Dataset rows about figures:
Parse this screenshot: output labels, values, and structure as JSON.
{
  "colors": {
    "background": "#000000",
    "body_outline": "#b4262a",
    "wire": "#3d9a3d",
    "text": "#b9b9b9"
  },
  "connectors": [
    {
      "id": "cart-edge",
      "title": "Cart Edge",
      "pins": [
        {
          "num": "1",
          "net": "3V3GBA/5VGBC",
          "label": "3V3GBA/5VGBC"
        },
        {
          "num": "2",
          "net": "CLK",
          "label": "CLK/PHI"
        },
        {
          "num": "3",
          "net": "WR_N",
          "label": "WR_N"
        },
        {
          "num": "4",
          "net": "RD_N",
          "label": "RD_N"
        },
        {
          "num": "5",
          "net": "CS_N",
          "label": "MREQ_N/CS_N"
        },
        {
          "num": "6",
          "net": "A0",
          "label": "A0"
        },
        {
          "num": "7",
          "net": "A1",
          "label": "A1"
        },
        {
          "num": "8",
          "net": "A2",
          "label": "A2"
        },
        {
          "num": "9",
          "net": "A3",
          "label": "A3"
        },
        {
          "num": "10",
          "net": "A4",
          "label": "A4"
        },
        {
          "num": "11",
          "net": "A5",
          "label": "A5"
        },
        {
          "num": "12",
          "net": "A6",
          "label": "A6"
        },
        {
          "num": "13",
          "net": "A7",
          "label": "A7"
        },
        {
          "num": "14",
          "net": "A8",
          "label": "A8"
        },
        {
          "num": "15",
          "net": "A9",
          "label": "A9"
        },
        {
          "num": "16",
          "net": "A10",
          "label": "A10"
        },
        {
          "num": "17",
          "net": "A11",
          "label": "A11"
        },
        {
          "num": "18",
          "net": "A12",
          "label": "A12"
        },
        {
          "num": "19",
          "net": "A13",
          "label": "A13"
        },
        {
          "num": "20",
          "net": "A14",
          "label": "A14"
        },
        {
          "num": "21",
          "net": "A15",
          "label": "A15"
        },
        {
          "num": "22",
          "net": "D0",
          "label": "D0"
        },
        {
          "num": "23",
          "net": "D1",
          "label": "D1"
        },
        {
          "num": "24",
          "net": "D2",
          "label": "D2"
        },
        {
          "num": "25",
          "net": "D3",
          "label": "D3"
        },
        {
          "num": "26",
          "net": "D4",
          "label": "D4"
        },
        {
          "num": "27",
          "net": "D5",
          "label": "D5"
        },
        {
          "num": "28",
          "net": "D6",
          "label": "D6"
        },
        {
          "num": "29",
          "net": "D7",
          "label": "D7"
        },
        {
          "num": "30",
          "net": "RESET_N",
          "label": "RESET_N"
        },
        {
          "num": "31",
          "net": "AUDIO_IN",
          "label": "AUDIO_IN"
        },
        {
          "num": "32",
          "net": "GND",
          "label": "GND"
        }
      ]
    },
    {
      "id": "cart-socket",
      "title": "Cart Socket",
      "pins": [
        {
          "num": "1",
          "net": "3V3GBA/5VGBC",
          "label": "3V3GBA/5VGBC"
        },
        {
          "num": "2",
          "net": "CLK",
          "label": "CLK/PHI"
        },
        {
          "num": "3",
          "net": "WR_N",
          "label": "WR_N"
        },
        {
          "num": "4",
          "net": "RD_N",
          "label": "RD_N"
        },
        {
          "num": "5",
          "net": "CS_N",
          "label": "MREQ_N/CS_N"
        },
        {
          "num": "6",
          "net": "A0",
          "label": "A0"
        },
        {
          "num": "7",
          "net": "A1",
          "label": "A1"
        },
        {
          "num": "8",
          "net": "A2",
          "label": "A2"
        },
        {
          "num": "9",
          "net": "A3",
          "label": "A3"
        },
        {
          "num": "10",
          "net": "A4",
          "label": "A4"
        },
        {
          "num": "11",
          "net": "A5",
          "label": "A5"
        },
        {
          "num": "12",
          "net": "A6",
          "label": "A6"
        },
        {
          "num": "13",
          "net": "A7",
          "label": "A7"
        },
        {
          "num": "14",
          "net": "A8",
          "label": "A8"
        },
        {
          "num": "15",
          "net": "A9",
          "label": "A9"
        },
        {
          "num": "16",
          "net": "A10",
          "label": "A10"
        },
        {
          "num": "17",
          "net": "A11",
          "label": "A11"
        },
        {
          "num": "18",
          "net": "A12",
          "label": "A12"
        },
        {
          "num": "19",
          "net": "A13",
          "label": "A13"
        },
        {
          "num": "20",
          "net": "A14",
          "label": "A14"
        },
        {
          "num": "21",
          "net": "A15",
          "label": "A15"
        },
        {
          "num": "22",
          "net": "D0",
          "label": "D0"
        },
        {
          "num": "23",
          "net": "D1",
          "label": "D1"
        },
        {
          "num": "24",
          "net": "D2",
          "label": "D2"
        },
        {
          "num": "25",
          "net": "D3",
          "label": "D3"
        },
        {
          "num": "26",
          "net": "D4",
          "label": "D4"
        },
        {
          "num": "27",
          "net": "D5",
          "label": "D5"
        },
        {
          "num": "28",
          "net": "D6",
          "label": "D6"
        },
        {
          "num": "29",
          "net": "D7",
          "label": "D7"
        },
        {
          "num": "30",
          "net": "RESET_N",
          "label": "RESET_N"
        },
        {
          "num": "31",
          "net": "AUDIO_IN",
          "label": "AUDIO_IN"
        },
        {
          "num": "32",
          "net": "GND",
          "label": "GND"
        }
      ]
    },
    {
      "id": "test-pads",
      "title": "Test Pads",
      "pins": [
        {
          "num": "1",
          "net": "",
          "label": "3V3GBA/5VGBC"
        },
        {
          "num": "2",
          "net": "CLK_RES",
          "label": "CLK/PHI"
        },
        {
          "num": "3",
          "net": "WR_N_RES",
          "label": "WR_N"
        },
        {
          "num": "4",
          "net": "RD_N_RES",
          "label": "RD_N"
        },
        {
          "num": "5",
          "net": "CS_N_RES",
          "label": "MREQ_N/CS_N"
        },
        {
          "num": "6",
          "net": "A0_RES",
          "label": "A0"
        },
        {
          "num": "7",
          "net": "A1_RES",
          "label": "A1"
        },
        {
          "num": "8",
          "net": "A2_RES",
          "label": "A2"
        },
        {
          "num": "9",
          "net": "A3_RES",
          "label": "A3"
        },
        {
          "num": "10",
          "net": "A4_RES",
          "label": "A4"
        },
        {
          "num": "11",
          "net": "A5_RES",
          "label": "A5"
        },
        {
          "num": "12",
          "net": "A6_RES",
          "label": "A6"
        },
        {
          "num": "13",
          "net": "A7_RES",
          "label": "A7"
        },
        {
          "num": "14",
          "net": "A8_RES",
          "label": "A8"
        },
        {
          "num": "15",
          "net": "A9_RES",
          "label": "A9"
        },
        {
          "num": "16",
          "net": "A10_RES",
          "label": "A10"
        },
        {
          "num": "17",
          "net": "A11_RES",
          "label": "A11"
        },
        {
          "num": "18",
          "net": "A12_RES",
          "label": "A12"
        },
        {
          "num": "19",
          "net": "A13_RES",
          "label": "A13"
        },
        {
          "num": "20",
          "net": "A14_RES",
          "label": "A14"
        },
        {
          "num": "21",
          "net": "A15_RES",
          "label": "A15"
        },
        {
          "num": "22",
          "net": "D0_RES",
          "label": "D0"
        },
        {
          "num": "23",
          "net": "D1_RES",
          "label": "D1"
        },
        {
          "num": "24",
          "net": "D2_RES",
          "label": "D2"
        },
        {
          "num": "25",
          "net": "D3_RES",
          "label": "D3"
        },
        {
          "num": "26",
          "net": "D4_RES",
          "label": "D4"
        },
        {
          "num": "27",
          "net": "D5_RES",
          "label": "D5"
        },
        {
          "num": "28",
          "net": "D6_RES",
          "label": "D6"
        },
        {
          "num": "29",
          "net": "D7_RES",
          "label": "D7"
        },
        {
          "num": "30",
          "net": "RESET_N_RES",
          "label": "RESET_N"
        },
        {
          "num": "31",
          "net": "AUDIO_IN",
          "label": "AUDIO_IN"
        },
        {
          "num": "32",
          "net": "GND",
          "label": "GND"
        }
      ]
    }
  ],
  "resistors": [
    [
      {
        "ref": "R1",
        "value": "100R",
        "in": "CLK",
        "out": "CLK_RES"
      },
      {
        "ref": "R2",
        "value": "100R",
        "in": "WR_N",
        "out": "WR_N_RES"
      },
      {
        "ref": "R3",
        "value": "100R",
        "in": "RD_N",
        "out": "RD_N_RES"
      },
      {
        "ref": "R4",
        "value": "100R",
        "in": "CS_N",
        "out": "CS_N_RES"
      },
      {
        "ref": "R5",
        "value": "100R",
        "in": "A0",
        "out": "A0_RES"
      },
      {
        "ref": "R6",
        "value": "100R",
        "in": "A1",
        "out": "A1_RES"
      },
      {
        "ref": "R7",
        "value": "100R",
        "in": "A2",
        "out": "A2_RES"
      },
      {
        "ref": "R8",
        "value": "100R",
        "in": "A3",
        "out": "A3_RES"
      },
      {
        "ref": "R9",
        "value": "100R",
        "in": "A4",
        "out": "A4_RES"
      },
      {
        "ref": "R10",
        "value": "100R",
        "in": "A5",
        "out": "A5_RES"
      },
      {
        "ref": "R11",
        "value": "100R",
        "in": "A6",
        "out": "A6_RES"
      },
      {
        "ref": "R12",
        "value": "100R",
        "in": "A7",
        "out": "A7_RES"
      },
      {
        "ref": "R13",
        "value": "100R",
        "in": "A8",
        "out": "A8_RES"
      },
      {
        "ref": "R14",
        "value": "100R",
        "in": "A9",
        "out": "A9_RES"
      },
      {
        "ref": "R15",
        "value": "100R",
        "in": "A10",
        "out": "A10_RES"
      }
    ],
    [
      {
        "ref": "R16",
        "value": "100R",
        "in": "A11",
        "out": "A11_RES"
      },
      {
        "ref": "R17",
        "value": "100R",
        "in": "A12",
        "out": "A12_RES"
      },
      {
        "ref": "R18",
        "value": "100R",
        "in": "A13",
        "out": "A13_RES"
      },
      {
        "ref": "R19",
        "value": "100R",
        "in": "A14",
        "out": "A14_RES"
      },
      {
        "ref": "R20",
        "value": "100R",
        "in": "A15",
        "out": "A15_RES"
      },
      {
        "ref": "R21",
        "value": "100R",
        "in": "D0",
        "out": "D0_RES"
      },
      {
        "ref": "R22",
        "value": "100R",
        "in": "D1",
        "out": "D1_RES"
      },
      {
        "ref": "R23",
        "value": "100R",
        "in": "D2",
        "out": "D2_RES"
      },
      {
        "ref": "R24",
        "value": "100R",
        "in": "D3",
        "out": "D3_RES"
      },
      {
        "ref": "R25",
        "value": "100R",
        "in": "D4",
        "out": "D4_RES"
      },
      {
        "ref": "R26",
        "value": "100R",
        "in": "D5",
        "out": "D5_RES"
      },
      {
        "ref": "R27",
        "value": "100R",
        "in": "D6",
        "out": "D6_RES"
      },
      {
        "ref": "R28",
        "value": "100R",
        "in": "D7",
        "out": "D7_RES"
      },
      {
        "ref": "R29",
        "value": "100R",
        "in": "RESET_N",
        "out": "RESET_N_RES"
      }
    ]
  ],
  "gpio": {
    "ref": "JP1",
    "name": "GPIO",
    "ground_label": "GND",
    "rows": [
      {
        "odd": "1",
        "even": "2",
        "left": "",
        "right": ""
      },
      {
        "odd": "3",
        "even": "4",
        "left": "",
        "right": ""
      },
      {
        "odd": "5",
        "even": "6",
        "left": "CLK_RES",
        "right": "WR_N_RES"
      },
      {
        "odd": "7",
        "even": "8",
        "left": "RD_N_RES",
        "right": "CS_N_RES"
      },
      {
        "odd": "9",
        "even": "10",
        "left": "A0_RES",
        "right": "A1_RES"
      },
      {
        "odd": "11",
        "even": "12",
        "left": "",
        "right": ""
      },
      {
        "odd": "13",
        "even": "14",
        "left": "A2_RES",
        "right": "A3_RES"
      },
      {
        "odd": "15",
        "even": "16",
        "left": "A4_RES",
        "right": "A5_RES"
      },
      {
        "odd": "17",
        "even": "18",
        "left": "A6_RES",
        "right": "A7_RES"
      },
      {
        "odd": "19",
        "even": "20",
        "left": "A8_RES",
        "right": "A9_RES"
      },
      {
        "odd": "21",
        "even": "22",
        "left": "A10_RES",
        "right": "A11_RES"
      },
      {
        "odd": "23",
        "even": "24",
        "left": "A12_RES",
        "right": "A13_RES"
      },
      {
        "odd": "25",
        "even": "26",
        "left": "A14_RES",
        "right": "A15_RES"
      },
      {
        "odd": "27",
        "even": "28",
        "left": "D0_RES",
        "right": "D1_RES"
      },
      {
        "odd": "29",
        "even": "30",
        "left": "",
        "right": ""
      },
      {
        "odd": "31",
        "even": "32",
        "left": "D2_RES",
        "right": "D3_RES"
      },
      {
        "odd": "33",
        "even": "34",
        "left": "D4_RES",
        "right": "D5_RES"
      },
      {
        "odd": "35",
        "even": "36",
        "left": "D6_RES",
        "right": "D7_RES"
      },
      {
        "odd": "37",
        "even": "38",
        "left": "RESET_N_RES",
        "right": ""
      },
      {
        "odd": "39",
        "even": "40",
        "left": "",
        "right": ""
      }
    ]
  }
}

TASK INSTRUCTIONS -> Count every line bearing the word "title"; report the total only.

RESPONSE BELOW -> 3